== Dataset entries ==

|---|

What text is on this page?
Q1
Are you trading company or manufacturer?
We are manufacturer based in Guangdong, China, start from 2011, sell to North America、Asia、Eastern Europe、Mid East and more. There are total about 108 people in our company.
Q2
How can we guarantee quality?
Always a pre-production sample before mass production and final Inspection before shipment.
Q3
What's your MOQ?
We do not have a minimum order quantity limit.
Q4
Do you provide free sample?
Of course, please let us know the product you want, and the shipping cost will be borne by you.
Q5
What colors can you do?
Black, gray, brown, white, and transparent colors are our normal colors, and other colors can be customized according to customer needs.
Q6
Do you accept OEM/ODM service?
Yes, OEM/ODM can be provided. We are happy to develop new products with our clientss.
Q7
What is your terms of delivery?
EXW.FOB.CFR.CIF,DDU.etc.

|---|

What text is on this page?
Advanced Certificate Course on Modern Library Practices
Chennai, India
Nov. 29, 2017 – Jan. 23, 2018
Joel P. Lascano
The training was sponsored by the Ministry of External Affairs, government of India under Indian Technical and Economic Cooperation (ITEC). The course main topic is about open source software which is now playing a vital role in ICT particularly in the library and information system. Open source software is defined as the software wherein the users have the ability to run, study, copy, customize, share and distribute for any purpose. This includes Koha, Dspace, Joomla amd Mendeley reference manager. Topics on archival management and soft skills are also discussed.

|---|

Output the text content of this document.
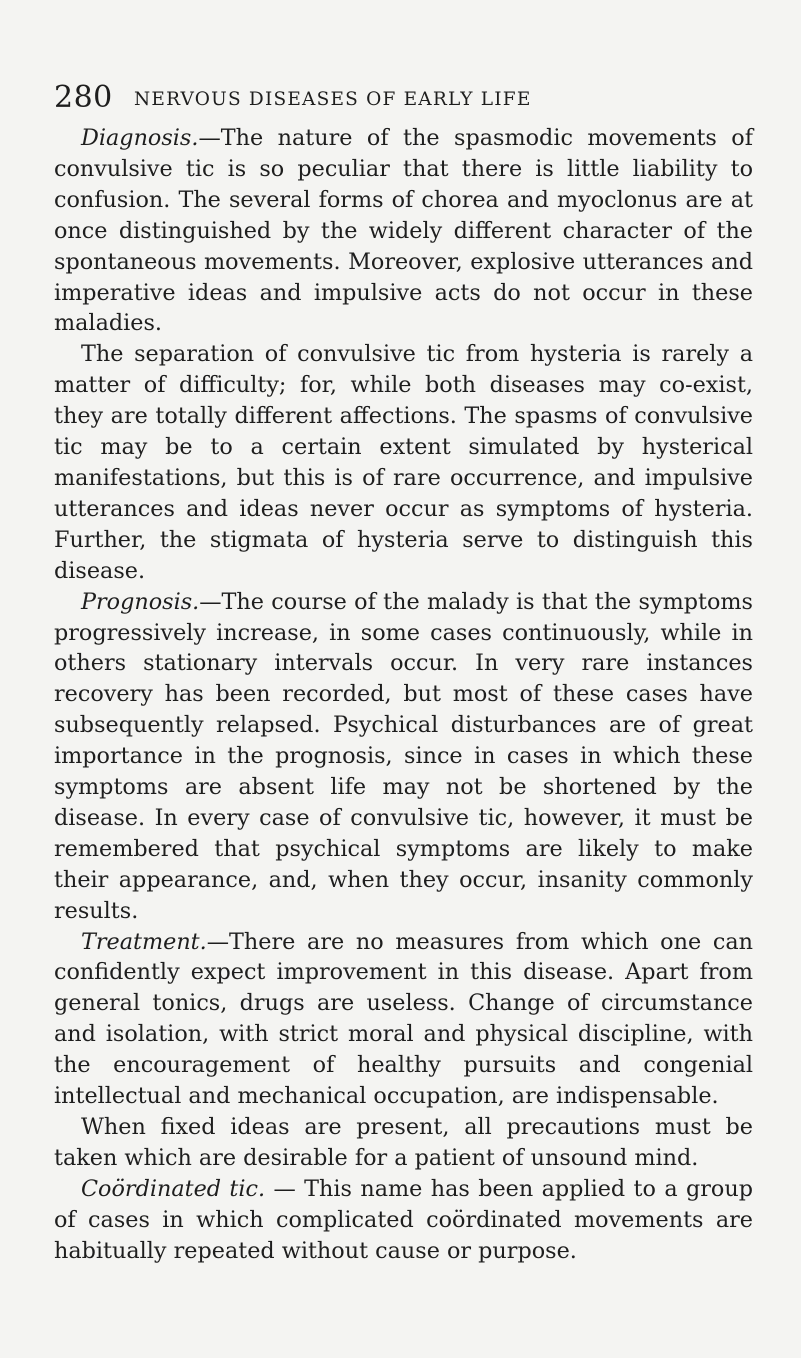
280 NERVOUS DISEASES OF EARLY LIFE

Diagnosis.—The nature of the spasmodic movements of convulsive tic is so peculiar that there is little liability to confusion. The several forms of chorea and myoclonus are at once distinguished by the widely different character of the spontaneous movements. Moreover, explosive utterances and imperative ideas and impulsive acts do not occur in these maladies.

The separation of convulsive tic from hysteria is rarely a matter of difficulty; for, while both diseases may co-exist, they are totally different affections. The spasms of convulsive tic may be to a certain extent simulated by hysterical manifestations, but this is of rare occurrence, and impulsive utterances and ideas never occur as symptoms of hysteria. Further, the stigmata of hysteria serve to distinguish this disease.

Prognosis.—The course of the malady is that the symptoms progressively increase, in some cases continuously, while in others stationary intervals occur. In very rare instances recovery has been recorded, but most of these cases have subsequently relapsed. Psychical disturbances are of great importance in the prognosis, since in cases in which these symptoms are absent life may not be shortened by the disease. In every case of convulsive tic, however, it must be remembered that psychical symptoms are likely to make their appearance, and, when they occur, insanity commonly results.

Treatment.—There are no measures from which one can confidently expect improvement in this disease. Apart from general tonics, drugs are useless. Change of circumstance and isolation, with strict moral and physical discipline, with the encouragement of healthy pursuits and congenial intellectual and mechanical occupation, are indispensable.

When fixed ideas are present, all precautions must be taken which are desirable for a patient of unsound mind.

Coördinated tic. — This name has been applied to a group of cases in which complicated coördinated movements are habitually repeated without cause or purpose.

|---|

== What you need to do ==
From the entries above, pull out each line that includes "your".

== Right answer ==
What's your MOQ?
What is your terms of delivery?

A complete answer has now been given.